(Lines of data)
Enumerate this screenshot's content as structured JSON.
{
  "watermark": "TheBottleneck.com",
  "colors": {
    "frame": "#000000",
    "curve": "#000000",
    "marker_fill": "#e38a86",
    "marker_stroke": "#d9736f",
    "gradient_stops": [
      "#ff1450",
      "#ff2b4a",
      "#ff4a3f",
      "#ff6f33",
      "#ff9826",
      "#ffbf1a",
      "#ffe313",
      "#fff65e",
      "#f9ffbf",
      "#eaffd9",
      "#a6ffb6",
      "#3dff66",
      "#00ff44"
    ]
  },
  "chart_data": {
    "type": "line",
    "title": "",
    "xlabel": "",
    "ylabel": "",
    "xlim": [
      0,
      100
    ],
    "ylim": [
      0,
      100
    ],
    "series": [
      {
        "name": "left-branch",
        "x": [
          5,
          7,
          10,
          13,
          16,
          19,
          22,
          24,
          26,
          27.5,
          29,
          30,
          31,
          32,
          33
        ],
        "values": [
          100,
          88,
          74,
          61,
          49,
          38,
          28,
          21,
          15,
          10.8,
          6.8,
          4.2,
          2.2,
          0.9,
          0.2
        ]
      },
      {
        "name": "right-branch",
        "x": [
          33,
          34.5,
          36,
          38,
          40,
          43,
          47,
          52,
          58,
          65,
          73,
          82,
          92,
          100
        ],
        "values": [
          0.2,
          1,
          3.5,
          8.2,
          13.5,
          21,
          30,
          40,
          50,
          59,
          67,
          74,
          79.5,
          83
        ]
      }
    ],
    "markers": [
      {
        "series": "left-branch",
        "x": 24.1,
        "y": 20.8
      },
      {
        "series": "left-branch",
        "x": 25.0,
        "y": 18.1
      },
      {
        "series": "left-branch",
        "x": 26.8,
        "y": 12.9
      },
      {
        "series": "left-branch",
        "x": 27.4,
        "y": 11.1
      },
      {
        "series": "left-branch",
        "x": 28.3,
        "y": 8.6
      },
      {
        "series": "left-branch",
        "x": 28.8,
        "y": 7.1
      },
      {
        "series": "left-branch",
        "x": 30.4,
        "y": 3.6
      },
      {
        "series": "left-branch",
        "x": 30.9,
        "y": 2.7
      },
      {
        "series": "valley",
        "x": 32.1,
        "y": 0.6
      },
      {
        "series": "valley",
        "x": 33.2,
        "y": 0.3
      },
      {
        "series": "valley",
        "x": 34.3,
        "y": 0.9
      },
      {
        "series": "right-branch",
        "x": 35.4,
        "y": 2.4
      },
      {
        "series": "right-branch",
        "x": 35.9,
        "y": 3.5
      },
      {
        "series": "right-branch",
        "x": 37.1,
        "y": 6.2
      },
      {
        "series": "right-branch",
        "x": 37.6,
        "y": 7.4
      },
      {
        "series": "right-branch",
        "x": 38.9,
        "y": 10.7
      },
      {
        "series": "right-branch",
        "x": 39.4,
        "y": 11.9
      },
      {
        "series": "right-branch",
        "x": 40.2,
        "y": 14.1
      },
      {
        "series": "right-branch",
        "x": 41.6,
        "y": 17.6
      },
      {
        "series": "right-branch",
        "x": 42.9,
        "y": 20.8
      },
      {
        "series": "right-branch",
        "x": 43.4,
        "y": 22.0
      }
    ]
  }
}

__Instructions for the task__.
Repeat the listing exactly, from its first line to its last.

__Finished exercise__.
Enumerate this screenshot's content as structured JSON.
{
  "watermark": "TheBottleneck.com",
  "colors": {
    "frame": "#000000",
    "curve": "#000000",
    "marker_fill": "#e38a86",
    "marker_stroke": "#d9736f",
    "gradient_stops": [
      "#ff1450",
      "#ff2b4a",
      "#ff4a3f",
      "#ff6f33",
      "#ff9826",
      "#ffbf1a",
      "#ffe313",
      "#fff65e",
      "#f9ffbf",
      "#eaffd9",
      "#a6ffb6",
      "#3dff66",
      "#00ff44"
    ]
  },
  "chart_data": {
    "type": "line",
    "title": "",
    "xlabel": "",
    "ylabel": "",
    "xlim": [
      0,
      100
    ],
    "ylim": [
      0,
      100
    ],
    "series": [
      {
        "name": "left-branch",
        "x": [
          5,
          7,
          10,
          13,
          16,
          19,
          22,
          24,
          26,
          27.5,
          29,
          30,
          31,
          32,
          33
        ],
        "values": [
          100,
          88,
          74,
          61,
          49,
          38,
          28,
          21,
          15,
          10.8,
          6.8,
          4.2,
          2.2,
          0.9,
          0.2
        ]
      },
      {
        "name": "right-branch",
        "x": [
          33,
          34.5,
          36,
          38,
          40,
          43,
          47,
          52,
          58,
          65,
          73,
          82,
          92,
          100
        ],
        "values": [
          0.2,
          1,
          3.5,
          8.2,
          13.5,
          21,
          30,
          40,
          50,
          59,
          67,
          74,
          79.5,
          83
        ]
      }
    ],
    "markers": [
      {
        "series": "left-branch",
        "x": 24.1,
        "y": 20.8
      },
      {
        "series": "left-branch",
        "x": 25.0,
        "y": 18.1
      },
      {
        "series": "left-branch",
        "x": 26.8,
        "y": 12.9
      },
      {
        "series": "left-branch",
        "x": 27.4,
        "y": 11.1
      },
      {
        "series": "left-branch",
        "x": 28.3,
        "y": 8.6
      },
      {
        "series": "left-branch",
        "x": 28.8,
        "y": 7.1
      },
      {
        "series": "left-branch",
        "x": 30.4,
        "y": 3.6
      },
      {
        "series": "left-branch",
        "x": 30.9,
        "y": 2.7
      },
      {
        "series": "valley",
        "x": 32.1,
        "y": 0.6
      },
      {
        "series": "valley",
        "x": 33.2,
        "y": 0.3
      },
      {
        "series": "valley",
        "x": 34.3,
        "y": 0.9
      },
      {
        "series": "right-branch",
        "x": 35.4,
        "y": 2.4
      },
      {
        "series": "right-branch",
        "x": 35.9,
        "y": 3.5
      },
      {
        "series": "right-branch",
        "x": 37.1,
        "y": 6.2
      },
      {
        "series": "right-branch",
        "x": 37.6,
        "y": 7.4
      },
      {
        "series": "right-branch",
        "x": 38.9,
        "y": 10.7
      },
      {
        "series": "right-branch",
        "x": 39.4,
        "y": 11.9
      },
      {
        "series": "right-branch",
        "x": 40.2,
        "y": 14.1
      },
      {
        "series": "right-branch",
        "x": 41.6,
        "y": 17.6
      },
      {
        "series": "right-branch",
        "x": 42.9,
        "y": 20.8
      },
      {
        "series": "right-branch",
        "x": 43.4,
        "y": 22.0
      }
    ]
  }
}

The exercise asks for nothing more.